■ **Task prompt**: List each line of the data that holds the string "nQuantity".

(Collected data entries)
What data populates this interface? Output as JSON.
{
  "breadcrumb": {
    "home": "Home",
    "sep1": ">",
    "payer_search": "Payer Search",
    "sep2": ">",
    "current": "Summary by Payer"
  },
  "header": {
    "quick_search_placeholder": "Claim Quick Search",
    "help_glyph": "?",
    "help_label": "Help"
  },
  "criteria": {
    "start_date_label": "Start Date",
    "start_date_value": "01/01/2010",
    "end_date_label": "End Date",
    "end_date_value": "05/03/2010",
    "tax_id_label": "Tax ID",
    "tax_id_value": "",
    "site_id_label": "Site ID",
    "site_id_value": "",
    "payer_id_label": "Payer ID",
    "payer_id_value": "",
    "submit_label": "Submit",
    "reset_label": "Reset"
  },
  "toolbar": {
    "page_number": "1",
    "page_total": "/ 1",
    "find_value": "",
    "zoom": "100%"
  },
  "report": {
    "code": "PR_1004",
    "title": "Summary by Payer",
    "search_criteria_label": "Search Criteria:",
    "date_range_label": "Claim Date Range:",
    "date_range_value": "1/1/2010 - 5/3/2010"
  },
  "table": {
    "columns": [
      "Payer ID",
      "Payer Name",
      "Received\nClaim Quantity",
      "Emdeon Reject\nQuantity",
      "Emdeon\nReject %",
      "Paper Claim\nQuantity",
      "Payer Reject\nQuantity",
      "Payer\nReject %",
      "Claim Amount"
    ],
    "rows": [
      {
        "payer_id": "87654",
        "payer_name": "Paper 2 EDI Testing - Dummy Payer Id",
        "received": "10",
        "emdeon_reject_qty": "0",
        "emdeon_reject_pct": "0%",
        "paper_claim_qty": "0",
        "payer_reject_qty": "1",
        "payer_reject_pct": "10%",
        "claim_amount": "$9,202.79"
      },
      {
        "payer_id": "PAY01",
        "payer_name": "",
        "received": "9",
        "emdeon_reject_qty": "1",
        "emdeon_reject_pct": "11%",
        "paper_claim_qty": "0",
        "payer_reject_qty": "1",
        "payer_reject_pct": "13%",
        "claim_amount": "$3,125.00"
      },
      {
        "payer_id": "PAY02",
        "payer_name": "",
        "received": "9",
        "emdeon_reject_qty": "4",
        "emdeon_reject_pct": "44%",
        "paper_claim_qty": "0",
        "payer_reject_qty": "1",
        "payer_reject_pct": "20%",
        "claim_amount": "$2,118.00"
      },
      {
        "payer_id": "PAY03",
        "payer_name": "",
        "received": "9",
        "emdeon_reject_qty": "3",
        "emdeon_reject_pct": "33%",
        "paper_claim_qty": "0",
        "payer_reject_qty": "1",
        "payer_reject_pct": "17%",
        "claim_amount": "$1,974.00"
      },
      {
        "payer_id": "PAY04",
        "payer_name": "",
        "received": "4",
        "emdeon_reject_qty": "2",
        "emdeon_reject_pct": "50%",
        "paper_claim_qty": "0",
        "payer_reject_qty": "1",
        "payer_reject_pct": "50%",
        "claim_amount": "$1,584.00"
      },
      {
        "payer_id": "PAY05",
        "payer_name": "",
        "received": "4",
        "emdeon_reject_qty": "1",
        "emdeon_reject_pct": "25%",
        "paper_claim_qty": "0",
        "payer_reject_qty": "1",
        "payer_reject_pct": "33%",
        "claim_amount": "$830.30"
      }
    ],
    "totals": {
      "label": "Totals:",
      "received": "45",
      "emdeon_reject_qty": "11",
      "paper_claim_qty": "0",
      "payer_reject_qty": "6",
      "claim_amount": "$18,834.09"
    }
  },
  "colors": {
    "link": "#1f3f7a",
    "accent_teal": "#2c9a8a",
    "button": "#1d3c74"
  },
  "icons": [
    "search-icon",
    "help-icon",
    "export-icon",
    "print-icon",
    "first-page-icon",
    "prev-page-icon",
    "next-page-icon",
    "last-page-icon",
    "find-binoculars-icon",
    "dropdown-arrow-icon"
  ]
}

■ **Exercise answer**:
      "Emdeon Reject\nQuantity",
      "Paper Claim\nQuantity",
      "Payer Reject\nQuantity",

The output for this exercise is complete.